▶ [WHAT YOU ARE ASKED TO DO]: Reproduce the lines of the listing below word for word, from its first line through the line containing "data-point xyxy=(493,310,502,318)", with both of those lines included.

▶ [Item position entries]:
-- begin --

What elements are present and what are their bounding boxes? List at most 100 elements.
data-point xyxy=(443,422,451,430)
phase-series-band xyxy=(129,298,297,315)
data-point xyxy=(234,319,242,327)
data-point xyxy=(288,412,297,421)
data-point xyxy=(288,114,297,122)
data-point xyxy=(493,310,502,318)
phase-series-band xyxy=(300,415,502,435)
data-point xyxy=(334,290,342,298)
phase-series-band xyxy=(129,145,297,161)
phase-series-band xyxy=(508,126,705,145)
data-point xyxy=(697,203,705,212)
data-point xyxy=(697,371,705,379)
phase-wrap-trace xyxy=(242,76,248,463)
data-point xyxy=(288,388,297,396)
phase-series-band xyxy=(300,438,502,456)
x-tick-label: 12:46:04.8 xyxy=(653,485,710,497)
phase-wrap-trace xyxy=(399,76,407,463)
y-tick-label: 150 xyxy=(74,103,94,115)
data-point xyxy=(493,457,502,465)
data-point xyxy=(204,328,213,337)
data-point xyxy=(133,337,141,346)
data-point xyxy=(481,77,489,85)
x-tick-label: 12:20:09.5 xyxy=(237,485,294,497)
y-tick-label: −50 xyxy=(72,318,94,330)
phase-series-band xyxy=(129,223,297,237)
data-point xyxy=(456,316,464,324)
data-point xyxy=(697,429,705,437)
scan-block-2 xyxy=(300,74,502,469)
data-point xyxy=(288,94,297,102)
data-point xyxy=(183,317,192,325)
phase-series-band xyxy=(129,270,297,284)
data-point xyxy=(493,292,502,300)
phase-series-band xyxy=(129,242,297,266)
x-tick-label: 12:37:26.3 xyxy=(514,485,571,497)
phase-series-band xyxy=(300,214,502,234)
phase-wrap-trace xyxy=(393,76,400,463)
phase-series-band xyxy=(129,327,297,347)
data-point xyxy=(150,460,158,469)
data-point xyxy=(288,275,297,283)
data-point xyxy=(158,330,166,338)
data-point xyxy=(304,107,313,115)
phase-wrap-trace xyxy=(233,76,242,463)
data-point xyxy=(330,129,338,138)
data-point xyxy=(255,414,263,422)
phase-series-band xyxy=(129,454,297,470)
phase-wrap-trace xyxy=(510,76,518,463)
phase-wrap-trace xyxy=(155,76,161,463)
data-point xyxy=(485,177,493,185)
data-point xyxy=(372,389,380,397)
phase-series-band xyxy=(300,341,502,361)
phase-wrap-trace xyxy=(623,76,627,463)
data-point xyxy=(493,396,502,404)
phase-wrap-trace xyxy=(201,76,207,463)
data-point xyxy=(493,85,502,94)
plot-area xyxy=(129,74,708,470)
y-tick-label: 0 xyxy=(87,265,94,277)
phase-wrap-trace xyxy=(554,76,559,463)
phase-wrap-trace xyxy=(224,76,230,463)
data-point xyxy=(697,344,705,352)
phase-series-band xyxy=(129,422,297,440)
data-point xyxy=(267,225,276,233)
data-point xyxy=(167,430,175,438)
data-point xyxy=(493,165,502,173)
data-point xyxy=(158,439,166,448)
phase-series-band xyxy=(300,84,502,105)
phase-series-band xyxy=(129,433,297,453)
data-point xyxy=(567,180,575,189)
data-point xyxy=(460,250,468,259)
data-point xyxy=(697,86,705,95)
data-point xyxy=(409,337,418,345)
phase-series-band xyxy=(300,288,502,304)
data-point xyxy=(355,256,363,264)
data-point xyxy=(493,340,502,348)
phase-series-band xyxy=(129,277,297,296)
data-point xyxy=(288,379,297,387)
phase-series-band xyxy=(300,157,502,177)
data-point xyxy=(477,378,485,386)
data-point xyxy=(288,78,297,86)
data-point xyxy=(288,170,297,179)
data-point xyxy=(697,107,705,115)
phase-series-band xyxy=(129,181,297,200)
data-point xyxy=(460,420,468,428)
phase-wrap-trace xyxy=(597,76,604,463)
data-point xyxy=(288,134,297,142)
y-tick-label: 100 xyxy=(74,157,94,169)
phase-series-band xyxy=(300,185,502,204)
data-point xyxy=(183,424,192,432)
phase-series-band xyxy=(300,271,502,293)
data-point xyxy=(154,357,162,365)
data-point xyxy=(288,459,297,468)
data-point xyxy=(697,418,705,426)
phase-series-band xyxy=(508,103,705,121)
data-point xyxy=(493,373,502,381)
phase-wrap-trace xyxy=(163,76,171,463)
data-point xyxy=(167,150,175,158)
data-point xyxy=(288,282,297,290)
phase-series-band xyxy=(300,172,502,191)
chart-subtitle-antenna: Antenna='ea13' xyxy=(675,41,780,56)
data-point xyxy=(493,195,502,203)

-- end --

▶ [WRITTEN ANSWER]:
What elements are present and what are their bounding boxes? List at most 100 elements.
data-point xyxy=(443,422,451,430)
phase-series-band xyxy=(129,298,297,315)
data-point xyxy=(234,319,242,327)
data-point xyxy=(288,412,297,421)
data-point xyxy=(288,114,297,122)
data-point xyxy=(493,310,502,318)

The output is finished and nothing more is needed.